>> begin Dataset excerpts

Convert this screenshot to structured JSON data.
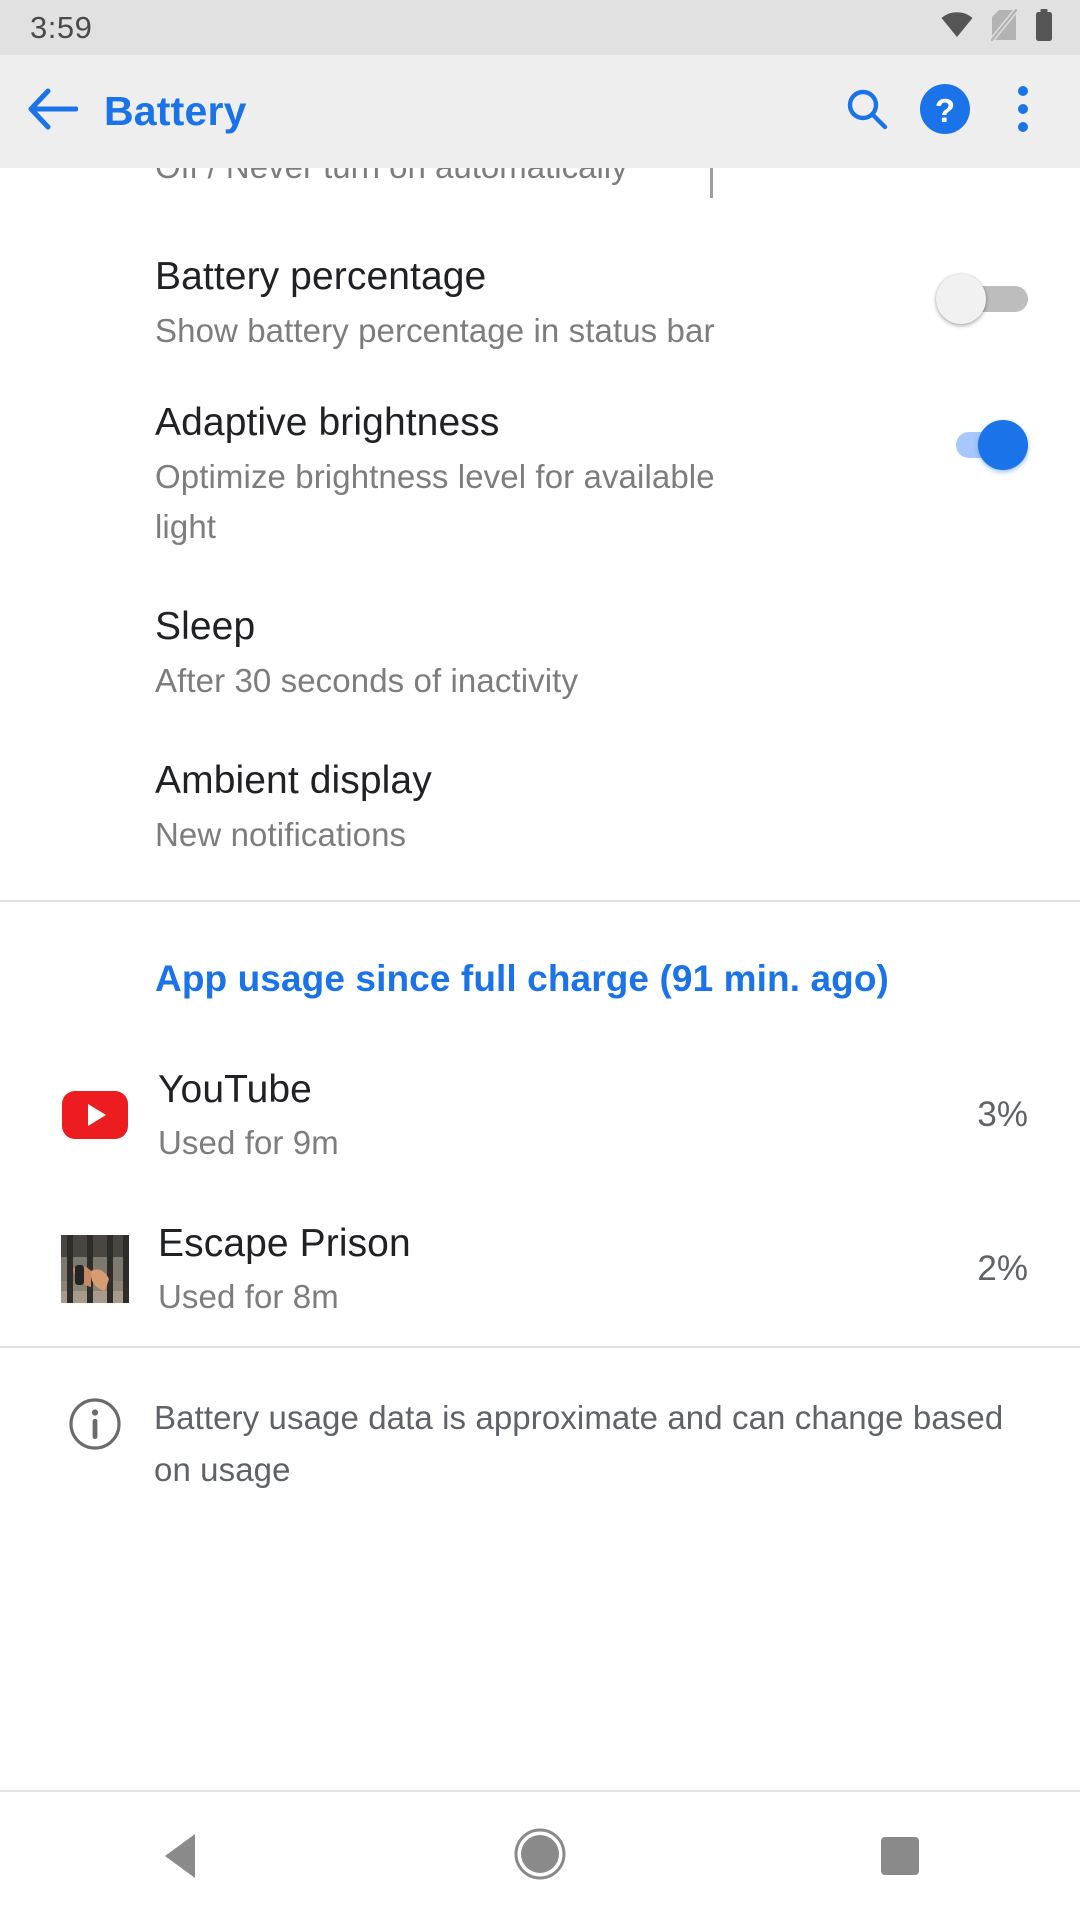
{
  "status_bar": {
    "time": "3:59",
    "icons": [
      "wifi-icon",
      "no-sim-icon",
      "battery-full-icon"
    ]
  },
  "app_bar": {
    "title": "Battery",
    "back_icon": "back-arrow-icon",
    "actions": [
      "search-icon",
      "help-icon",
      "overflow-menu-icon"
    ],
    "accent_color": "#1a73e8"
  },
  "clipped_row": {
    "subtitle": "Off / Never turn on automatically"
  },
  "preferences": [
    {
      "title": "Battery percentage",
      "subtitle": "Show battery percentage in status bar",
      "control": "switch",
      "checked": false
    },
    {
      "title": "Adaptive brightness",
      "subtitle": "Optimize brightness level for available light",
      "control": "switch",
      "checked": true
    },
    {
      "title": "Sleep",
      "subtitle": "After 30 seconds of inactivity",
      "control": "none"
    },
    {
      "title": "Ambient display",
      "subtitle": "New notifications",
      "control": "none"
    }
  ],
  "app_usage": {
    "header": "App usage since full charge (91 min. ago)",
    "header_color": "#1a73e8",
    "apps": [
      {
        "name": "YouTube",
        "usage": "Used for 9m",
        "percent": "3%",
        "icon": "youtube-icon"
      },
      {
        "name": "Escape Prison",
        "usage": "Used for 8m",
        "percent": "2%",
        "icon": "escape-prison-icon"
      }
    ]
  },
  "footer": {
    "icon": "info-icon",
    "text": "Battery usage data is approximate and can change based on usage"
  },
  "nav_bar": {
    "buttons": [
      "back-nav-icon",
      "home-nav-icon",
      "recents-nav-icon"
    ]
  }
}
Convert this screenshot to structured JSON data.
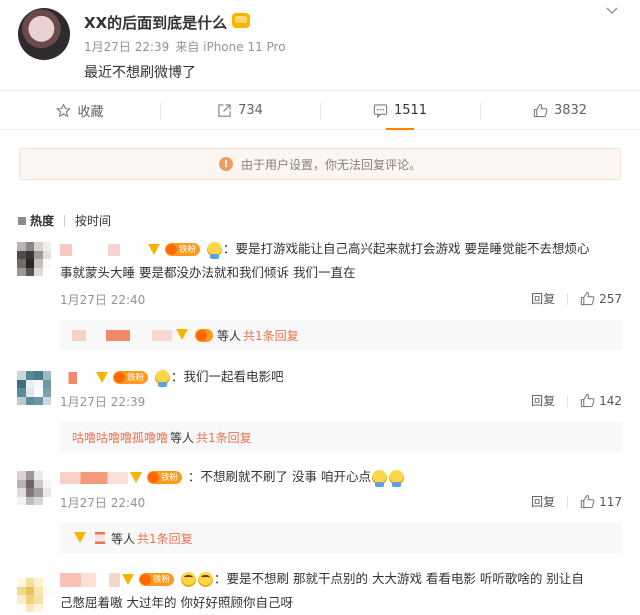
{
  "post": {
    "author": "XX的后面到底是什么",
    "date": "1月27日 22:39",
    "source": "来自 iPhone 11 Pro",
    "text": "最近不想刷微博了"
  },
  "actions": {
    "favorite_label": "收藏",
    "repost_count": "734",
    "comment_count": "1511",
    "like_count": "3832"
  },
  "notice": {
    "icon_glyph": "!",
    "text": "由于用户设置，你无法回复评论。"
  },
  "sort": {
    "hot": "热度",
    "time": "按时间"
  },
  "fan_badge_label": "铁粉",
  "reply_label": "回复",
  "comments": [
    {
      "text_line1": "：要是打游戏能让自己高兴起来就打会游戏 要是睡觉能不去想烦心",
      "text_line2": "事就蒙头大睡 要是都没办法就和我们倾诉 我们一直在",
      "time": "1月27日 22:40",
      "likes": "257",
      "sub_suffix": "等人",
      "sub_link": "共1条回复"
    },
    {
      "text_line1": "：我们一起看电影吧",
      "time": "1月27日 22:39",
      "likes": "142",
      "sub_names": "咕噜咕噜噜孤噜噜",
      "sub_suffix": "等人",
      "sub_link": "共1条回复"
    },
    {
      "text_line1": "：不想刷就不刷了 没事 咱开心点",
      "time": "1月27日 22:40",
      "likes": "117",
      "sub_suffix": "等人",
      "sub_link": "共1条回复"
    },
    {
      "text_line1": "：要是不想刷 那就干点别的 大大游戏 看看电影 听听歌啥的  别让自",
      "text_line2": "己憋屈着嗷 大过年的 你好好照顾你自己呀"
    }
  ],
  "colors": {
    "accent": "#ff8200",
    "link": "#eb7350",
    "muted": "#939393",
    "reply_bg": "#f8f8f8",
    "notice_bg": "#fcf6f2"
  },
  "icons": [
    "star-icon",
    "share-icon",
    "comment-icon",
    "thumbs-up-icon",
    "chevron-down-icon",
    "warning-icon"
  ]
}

>> end Dataset excerpts

→ **Instructions to follow**
The listing above must be printed again exactly, minus its pictures.

→ **Result of the task**
Convert this screenshot to structured JSON data.
{
  "status_bar": {
    "time": "3:59",
    "icons": [
      "wifi-icon",
      "no-sim-icon",
      "battery-full-icon"
    ]
  },
  "app_bar": {
    "title": "Battery",
    "back_icon": "back-arrow-icon",
    "actions": [
      "search-icon",
      "help-icon",
      "overflow-menu-icon"
    ],
    "accent_color": "#1a73e8"
  },
  "clipped_row": {
    "subtitle": "Off / Never turn on automatically"
  },
  "preferences": [
    {
      "title": "Battery percentage",
      "subtitle": "Show battery percentage in status bar",
      "control": "switch",
      "checked": false
    },
    {
      "title": "Adaptive brightness",
      "subtitle": "Optimize brightness level for available light",
      "control": "switch",
      "checked": true
    },
    {
      "title": "Sleep",
      "subtitle": "After 30 seconds of inactivity",
      "control": "none"
    },
    {
      "title": "Ambient display",
      "subtitle": "New notifications",
      "control": "none"
    }
  ],
  "app_usage": {
    "header": "App usage since full charge (91 min. ago)",
    "header_color": "#1a73e8",
    "apps": [
      {
        "name": "YouTube",
        "usage": "Used for 9m",
        "percent": "3%",
        "icon": "youtube-icon"
      },
      {
        "name": "Escape Prison",
        "usage": "Used for 8m",
        "percent": "2%",
        "icon": "escape-prison-icon"
      }
    ]
  },
  "footer": {
    "icon": "info-icon",
    "text": "Battery usage data is approximate and can change based on usage"
  },
  "nav_bar": {
    "buttons": [
      "back-nav-icon",
      "home-nav-icon",
      "recents-nav-icon"
    ]
  }
}
Convert this screenshot to structured JSON data.
{
  "post": {
    "author": "XX的后面到底是什么",
    "date": "1月27日 22:39",
    "source": "来自 iPhone 11 Pro",
    "text": "最近不想刷微博了"
  },
  "actions": {
    "favorite_label": "收藏",
    "repost_count": "734",
    "comment_count": "1511",
    "like_count": "3832"
  },
  "notice": {
    "icon_glyph": "!",
    "text": "由于用户设置，你无法回复评论。"
  },
  "sort": {
    "hot": "热度",
    "time": "按时间"
  },
  "fan_badge_label": "铁粉",
  "reply_label": "回复",
  "comments": [
    {
      "text_line1": "：要是打游戏能让自己高兴起来就打会游戏 要是睡觉能不去想烦心",
      "text_line2": "事就蒙头大睡 要是都没办法就和我们倾诉 我们一直在",
      "time": "1月27日 22:40",
      "likes": "257",
      "sub_suffix": "等人",
      "sub_link": "共1条回复"
    },
    {
      "text_line1": "：我们一起看电影吧",
      "time": "1月27日 22:39",
      "likes": "142",
      "sub_names": "咕噜咕噜噜孤噜噜",
      "sub_suffix": "等人",
      "sub_link": "共1条回复"
    },
    {
      "text_line1": "：不想刷就不刷了 没事 咱开心点",
      "time": "1月27日 22:40",
      "likes": "117",
      "sub_suffix": "等人",
      "sub_link": "共1条回复"
    },
    {
      "text_line1": "：要是不想刷 那就干点别的 大大游戏 看看电影 听听歌啥的  别让自",
      "text_line2": "己憋屈着嗷 大过年的 你好好照顾你自己呀"
    }
  ],
  "colors": {
    "accent": "#ff8200",
    "link": "#eb7350",
    "muted": "#939393",
    "reply_bg": "#f8f8f8",
    "notice_bg": "#fcf6f2"
  },
  "icons": [
    "star-icon",
    "share-icon",
    "comment-icon",
    "thumbs-up-icon",
    "chevron-down-icon",
    "warning-icon"
  ]
}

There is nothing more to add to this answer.